* [Required work]:
Using the listing below, copy every line that mentions "THANH".

Recorded data:
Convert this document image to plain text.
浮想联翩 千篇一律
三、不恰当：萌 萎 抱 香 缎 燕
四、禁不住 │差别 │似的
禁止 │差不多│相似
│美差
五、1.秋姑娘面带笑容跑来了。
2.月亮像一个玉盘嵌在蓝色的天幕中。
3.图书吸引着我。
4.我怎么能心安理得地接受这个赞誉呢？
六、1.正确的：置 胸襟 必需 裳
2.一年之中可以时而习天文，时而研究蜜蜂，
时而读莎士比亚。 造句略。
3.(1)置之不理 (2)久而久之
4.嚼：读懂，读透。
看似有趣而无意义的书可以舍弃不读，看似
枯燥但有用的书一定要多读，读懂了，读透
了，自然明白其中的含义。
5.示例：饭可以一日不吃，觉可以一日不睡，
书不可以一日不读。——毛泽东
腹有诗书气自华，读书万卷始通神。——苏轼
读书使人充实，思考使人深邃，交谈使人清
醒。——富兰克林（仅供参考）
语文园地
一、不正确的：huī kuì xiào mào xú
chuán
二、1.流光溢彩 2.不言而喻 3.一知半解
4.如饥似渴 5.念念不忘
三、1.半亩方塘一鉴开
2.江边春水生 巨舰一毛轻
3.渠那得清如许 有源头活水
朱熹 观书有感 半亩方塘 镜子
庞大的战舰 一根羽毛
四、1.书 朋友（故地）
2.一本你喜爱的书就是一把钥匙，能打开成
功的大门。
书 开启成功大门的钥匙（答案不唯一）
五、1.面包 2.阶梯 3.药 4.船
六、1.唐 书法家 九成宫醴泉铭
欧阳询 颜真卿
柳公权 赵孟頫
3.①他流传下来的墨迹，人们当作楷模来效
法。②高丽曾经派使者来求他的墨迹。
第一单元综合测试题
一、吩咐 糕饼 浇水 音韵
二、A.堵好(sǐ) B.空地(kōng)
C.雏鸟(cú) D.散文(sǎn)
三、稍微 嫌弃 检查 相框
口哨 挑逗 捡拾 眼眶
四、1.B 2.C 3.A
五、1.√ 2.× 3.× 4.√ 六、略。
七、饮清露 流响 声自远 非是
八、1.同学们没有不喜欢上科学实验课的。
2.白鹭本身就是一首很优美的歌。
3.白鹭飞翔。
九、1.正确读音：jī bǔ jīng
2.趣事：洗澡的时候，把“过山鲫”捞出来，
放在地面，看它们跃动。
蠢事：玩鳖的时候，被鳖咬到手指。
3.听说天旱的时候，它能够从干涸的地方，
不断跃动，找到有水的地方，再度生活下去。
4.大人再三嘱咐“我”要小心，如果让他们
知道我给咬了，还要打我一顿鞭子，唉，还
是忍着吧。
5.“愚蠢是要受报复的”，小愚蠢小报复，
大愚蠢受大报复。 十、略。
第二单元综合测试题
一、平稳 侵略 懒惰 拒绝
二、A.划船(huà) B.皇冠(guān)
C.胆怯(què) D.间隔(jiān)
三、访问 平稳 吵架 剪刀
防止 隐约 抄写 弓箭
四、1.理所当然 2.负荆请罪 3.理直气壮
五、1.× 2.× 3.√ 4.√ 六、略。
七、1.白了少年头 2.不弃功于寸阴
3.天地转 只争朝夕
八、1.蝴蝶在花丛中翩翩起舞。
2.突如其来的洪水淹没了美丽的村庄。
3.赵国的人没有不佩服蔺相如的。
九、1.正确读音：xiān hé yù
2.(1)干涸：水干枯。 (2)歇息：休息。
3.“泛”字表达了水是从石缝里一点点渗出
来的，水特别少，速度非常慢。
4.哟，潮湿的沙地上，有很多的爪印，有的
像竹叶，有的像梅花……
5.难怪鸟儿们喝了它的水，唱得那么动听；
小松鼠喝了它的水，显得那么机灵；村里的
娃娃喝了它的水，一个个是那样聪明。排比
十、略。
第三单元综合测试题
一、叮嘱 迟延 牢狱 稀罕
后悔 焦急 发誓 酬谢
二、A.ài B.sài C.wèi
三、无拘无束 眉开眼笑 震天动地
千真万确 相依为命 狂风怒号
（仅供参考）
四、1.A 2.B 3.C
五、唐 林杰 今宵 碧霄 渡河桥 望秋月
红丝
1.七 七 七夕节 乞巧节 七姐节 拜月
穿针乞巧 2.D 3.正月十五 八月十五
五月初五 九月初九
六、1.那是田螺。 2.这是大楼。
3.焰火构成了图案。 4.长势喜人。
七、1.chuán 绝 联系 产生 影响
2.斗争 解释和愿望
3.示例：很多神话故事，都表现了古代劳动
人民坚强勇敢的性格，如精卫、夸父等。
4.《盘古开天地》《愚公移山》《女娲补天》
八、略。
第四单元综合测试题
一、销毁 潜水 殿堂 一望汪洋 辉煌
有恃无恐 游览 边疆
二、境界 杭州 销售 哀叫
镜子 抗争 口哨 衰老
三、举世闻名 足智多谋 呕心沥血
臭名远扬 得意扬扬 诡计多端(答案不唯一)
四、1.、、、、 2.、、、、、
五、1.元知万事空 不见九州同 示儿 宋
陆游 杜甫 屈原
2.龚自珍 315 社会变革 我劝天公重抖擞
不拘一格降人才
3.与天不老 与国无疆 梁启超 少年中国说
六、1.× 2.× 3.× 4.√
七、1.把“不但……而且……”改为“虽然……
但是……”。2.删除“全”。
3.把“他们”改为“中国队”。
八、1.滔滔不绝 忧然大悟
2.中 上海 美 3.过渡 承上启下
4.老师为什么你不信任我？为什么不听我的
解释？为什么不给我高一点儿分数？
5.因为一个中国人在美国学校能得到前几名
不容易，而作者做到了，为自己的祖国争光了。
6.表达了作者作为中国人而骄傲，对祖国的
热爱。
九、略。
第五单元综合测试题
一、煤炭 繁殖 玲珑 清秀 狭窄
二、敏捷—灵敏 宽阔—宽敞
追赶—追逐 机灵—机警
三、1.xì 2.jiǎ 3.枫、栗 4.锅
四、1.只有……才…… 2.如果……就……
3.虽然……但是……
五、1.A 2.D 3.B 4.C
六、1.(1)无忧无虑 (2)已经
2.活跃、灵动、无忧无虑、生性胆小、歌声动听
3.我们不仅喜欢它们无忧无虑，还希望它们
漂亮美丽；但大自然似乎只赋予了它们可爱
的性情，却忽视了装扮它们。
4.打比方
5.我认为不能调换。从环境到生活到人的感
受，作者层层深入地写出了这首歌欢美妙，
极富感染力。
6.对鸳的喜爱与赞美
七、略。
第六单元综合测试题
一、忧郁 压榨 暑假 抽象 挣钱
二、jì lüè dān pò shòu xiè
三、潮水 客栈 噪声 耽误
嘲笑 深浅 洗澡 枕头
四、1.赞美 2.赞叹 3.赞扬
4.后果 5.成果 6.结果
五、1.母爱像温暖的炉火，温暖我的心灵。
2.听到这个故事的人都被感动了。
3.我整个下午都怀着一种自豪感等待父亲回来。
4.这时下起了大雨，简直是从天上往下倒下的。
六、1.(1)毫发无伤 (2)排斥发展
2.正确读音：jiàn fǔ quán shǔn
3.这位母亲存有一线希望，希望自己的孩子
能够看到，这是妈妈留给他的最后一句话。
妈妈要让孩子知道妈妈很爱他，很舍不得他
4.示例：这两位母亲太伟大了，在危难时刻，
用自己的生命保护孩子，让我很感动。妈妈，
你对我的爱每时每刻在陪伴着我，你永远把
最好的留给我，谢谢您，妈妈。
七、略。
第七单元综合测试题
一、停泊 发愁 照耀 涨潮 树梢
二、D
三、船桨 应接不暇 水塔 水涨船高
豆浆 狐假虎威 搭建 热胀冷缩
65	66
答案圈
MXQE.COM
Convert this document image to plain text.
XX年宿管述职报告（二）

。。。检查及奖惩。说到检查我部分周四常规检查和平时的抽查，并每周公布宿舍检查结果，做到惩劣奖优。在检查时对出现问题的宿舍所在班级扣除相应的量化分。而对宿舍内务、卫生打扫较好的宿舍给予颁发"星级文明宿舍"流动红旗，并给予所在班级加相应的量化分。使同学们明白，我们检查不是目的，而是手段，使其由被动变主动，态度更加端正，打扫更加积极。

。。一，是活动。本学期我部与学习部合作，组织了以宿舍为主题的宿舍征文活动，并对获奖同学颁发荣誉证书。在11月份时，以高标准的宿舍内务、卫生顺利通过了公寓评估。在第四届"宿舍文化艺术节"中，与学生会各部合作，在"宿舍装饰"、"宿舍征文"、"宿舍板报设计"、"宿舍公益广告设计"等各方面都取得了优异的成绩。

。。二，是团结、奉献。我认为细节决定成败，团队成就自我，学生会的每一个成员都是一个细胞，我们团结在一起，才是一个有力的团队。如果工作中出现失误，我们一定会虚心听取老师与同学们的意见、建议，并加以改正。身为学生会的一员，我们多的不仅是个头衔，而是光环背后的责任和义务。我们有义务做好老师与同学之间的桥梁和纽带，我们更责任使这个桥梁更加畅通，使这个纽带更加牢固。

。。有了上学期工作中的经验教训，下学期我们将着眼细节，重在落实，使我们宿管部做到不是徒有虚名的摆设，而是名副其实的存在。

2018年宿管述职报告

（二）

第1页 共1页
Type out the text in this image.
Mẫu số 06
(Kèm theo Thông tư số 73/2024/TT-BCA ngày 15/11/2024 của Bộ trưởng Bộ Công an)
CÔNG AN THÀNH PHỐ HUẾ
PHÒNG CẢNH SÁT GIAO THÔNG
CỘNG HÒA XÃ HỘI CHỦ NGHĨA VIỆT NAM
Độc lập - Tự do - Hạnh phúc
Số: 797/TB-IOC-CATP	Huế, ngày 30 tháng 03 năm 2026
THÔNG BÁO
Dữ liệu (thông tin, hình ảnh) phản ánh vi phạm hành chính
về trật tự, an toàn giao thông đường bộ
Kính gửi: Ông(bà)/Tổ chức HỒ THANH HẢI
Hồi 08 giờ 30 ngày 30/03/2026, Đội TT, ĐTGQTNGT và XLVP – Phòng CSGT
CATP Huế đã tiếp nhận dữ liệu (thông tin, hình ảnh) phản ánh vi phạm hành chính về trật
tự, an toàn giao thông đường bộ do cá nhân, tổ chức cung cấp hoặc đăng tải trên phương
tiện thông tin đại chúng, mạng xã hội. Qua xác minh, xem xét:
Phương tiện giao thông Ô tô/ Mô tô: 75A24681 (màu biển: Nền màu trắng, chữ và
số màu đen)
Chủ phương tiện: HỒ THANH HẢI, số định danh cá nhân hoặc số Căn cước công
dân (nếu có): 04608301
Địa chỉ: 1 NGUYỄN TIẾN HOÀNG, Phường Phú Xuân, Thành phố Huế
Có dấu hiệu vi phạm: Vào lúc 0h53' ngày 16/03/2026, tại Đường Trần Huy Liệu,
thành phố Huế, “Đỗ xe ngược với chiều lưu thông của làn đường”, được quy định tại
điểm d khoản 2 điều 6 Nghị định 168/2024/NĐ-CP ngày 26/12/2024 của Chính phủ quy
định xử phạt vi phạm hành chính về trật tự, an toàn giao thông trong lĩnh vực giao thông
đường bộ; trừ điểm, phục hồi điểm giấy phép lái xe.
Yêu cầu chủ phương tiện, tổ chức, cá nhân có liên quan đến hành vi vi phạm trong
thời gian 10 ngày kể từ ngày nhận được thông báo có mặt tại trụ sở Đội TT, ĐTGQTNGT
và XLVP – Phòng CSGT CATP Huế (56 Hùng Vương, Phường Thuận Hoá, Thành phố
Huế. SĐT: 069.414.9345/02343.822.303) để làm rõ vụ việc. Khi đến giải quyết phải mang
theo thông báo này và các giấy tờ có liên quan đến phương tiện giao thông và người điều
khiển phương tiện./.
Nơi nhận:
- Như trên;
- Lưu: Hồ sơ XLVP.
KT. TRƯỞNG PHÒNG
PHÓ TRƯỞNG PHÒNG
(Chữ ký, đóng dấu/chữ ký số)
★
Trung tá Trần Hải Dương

* [Solution to the problem]:
Kính gửi: Ông(bà)/Tổ chức HỒ THANH HẢI
Chủ phương tiện: HỒ THANH HẢI, số định danh cá nhân hoặc số Căn cước công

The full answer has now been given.